## What you need to do
Check each line for the word "CESEE" and give how many have it. Say nothing else.

## Records for processing
_ _ _
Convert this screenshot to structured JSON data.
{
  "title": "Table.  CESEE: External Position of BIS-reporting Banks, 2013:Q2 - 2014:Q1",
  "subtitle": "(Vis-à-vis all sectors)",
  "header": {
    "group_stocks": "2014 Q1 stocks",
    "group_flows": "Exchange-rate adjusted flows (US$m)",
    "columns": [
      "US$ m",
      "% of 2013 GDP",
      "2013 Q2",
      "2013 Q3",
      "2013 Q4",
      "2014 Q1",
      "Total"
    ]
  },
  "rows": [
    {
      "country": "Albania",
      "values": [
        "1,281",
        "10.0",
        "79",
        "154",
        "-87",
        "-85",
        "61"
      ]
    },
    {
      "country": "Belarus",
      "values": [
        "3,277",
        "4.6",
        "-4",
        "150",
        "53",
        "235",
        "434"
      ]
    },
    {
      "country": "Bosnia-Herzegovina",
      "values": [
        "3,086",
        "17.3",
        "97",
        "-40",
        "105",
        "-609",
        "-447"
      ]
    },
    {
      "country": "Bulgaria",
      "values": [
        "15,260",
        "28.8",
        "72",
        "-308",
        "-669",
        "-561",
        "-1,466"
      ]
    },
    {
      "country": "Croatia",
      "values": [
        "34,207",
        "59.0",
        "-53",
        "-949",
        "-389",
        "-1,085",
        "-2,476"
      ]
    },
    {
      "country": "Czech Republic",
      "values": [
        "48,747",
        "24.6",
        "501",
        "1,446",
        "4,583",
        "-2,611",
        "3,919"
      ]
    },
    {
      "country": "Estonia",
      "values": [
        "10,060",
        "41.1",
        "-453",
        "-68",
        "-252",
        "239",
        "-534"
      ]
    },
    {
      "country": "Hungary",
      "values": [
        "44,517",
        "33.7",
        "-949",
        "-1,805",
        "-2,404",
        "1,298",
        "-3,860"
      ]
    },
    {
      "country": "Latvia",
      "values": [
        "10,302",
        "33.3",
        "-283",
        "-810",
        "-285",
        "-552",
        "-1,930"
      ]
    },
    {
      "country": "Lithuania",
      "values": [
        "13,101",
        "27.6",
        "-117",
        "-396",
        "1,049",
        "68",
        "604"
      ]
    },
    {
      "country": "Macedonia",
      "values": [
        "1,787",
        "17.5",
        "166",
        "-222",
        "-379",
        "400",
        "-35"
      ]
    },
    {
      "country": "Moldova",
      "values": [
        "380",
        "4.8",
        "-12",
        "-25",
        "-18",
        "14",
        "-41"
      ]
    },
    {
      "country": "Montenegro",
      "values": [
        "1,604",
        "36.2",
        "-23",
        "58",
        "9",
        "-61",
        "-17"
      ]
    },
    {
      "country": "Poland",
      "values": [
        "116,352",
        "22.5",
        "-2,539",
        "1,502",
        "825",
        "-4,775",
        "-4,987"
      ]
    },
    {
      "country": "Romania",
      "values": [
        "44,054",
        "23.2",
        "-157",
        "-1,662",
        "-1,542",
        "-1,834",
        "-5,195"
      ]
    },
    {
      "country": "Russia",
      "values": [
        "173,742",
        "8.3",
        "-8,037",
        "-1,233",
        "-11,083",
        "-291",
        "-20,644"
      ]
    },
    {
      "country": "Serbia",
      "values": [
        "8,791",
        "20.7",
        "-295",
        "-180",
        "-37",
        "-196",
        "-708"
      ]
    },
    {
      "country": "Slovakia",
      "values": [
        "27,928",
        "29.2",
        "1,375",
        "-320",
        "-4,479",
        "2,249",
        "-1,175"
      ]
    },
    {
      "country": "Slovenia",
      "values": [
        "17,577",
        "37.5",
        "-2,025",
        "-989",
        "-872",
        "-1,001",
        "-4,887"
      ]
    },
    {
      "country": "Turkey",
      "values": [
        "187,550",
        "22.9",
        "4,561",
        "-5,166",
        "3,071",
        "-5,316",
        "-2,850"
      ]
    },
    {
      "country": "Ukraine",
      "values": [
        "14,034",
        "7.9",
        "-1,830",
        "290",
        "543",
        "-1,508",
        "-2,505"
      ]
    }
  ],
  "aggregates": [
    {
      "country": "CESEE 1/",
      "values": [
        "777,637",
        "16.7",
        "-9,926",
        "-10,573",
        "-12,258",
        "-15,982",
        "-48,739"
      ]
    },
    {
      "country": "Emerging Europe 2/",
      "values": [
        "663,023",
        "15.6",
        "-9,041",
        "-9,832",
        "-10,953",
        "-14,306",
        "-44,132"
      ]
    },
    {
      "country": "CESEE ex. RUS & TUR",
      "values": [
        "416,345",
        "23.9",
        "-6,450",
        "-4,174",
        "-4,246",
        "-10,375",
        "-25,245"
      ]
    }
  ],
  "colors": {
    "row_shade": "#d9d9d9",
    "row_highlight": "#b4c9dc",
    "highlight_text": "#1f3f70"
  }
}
_ _ _
## Exercise response
3